▶ _Work to do_: Among the entries below, count the lines where the string "title" occurs, and give only the number.

— BEGIN —

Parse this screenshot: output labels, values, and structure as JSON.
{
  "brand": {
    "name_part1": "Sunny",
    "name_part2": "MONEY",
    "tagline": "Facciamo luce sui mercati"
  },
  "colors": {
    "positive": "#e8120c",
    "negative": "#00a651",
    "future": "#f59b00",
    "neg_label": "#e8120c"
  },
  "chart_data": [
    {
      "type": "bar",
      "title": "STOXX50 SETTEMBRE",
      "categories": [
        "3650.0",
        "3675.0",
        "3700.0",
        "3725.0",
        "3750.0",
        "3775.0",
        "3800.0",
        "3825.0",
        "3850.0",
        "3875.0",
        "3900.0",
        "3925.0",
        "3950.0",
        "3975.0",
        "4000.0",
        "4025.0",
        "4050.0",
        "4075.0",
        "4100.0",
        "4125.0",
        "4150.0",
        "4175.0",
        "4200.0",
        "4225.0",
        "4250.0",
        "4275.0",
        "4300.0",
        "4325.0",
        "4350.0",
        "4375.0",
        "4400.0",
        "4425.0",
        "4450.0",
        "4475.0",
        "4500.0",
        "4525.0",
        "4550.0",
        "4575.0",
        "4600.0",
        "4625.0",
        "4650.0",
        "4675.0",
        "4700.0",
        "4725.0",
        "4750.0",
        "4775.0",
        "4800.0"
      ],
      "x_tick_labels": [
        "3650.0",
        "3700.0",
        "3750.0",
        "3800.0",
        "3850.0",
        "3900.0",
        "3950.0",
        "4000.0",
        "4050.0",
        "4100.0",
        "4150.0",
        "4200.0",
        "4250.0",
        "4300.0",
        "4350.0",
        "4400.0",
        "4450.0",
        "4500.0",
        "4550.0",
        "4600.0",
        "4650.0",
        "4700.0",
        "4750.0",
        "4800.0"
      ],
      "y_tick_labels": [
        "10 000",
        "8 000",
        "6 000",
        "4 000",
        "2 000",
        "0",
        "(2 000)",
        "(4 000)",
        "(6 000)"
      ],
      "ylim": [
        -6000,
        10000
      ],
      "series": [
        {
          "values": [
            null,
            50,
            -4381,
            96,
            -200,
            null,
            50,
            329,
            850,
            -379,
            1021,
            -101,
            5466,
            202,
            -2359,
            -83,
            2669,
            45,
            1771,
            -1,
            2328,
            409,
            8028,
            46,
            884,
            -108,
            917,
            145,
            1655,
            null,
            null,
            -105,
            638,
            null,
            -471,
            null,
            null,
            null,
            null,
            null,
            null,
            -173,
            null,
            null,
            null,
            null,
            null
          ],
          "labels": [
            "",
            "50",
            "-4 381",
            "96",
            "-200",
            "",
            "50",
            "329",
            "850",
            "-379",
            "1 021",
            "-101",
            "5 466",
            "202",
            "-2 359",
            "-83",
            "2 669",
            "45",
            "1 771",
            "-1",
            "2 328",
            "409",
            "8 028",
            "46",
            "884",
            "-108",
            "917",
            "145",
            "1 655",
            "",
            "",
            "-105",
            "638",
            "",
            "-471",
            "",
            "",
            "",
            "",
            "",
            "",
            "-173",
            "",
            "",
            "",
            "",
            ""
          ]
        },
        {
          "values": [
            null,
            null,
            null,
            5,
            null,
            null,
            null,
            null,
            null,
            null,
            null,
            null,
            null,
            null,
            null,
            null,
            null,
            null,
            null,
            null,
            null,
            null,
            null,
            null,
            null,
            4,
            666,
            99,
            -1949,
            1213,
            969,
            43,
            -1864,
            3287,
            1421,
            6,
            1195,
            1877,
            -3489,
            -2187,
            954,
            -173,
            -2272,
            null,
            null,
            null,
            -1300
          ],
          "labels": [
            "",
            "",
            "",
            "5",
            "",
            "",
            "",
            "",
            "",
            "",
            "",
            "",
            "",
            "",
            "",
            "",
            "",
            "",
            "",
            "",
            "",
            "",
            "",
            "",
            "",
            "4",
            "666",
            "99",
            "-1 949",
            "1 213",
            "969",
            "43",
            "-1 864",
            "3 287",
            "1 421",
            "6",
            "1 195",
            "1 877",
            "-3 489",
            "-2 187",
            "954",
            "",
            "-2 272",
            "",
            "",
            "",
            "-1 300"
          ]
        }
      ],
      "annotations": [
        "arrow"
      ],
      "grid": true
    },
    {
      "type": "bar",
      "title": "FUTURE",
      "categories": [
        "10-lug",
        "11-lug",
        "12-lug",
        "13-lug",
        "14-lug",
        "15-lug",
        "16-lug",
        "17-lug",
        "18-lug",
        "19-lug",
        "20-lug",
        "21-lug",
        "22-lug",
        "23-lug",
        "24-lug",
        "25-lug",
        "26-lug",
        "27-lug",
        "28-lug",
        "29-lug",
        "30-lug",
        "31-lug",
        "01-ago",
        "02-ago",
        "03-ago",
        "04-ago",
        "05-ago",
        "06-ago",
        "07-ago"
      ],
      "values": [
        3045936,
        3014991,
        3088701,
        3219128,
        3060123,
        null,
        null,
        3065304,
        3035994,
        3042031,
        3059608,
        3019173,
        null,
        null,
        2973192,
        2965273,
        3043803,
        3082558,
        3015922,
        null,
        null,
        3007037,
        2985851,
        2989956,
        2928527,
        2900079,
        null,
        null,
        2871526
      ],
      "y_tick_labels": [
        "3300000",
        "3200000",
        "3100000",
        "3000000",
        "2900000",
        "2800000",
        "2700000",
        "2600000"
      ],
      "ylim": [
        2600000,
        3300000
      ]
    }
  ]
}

— END —

▶ _Answer to this exercise_: 2